**EXERCISE:** Collect every line below that contains the word "ffffff".

───── INFORMATION SUPPLIED ─────

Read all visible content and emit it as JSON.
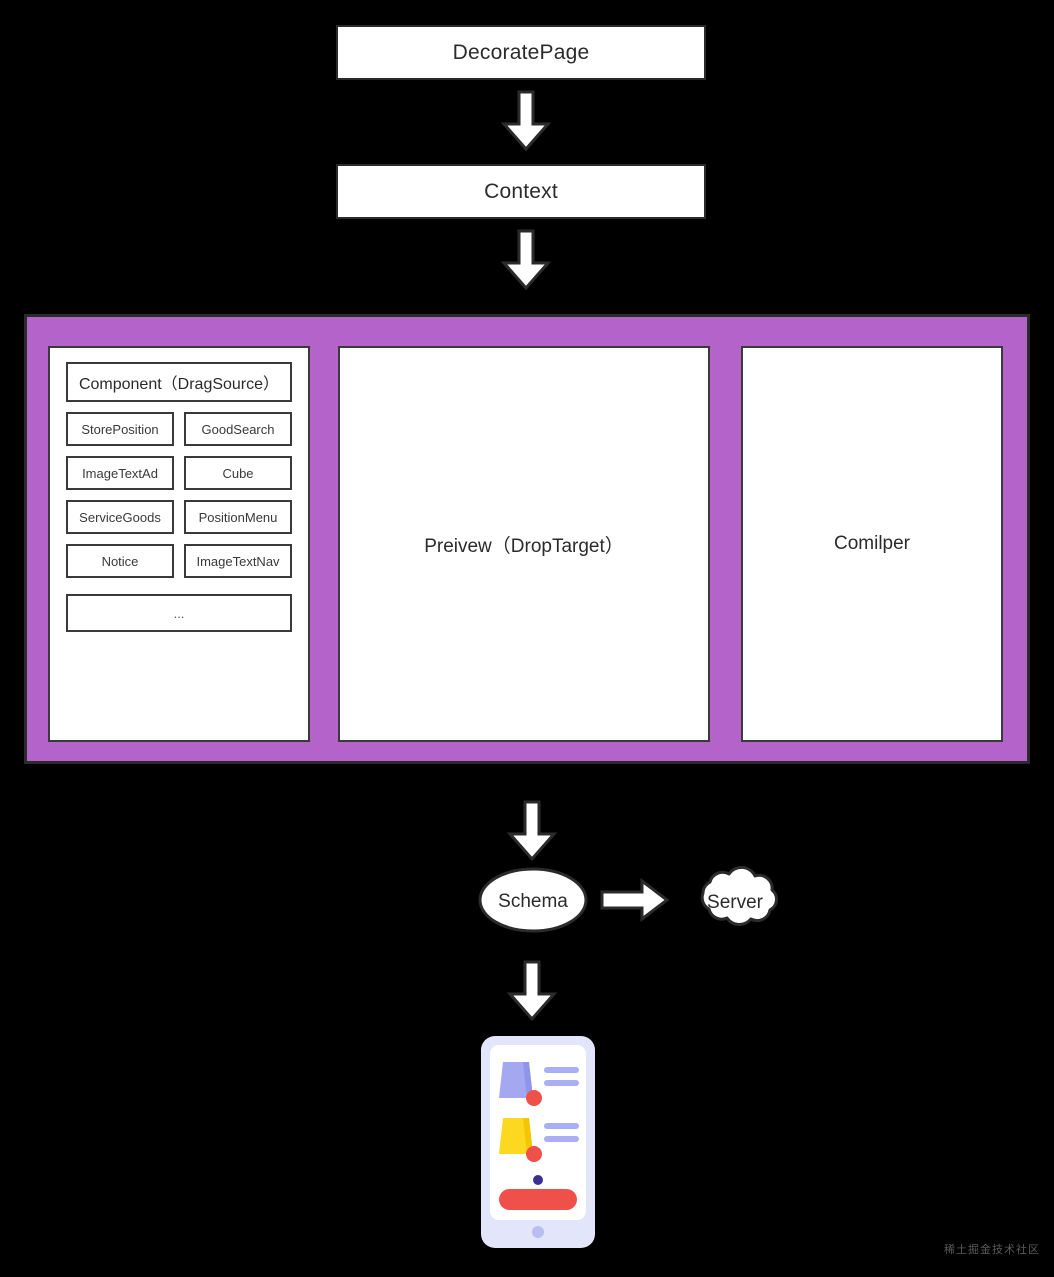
{
  "diagram": {
    "background_color": "#000000",
    "accent_color": "#b363c9",
    "node_fill": "#ffffff",
    "node_stroke": "#2b2b2b"
  },
  "nodes": {
    "decorate_page": "DecoratePage",
    "context": "Context",
    "preview": "Preivew（DropTarget）",
    "compiler": "Comilper",
    "schema": "Schema",
    "server": "Server"
  },
  "component_panel": {
    "header": "Component（DragSource）",
    "rows": [
      [
        "StorePosition",
        "GoodSearch"
      ],
      [
        "ImageTextAd",
        "Cube"
      ],
      [
        "ServiceGoods",
        "PositionMenu"
      ],
      [
        "Notice",
        "ImageTextNav"
      ]
    ],
    "more": "..."
  },
  "icons": {
    "arrow_down": "arrow-down-icon",
    "arrow_right": "arrow-right-icon",
    "phone": "phone-mockup-icon",
    "cloud": "cloud-icon",
    "ellipse": "ellipse-icon"
  },
  "phone_mockup": {
    "frame_color": "#e3e5fb",
    "screen_color": "#ffffff",
    "bag_purple": "#a3a8f0",
    "bag_purple_shade": "#8f95e8",
    "bag_yellow": "#fcd820",
    "bag_yellow_shade": "#f2c600",
    "dot_red": "#f0504a",
    "text_bar": "#a9aef5",
    "dot_navy": "#3b2f8f",
    "button_red": "#f0504a"
  },
  "watermark": "稀土掘金技术社区"
}
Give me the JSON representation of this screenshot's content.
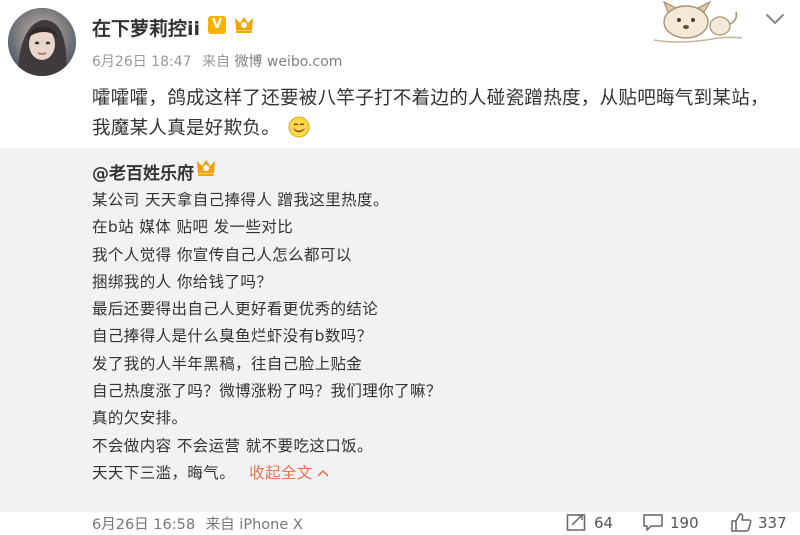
{
  "post": {
    "author": "在下萝莉控ii",
    "verified_mark": "V",
    "time": "6月26日 18:47",
    "source_prefix": "来自",
    "source": "微博 weibo.com",
    "text": "嚯嚯嚯，鸽成这样了还要被八竿子打不着边的人碰瓷蹭热度，从贴吧晦气到某站，我魔某人真是好欺负。",
    "emoji": "smile-emoji"
  },
  "repost": {
    "author": "@老百姓乐府",
    "lines": [
      "某公司 天天拿自己捧得人 蹭我这里热度。",
      "在b站 媒体 贴吧 发一些对比",
      "我个人觉得 你宣传自己人怎么都可以",
      "捆绑我的人 你给钱了吗？",
      "最后还要得出自己人更好看更优秀的结论",
      "自己捧得人是什么臭鱼烂虾没有b数吗？",
      "发了我的人半年黑稿，往自己脸上贴金",
      "自己热度涨了吗？微博涨粉了吗？我们理你了嘛？",
      "真的欠安排。",
      "不会做内容 不会运营 就不要吃这口饭。",
      "天天下三滥，晦气。"
    ],
    "collapse_label": "收起全文",
    "time": "6月26日 16:58",
    "source_prefix": "来自",
    "source": "iPhone X",
    "reposts": "64",
    "comments": "190",
    "likes": "337"
  },
  "icons": [
    "avatar",
    "verified-icon",
    "member-badge-icon",
    "dog-decoration-icon",
    "chevron-down-icon",
    "smile-emoji",
    "caret-up-icon",
    "repost-icon",
    "comment-icon",
    "like-icon"
  ],
  "colors": {
    "link": "#eb7350",
    "verified": "#f7b100",
    "repost_bg": "#f2f2f5",
    "meta": "#999999"
  }
}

─────

**RESPONSE:**
    "node_fill": "#ffffff",
    "screen_color": "#ffffff",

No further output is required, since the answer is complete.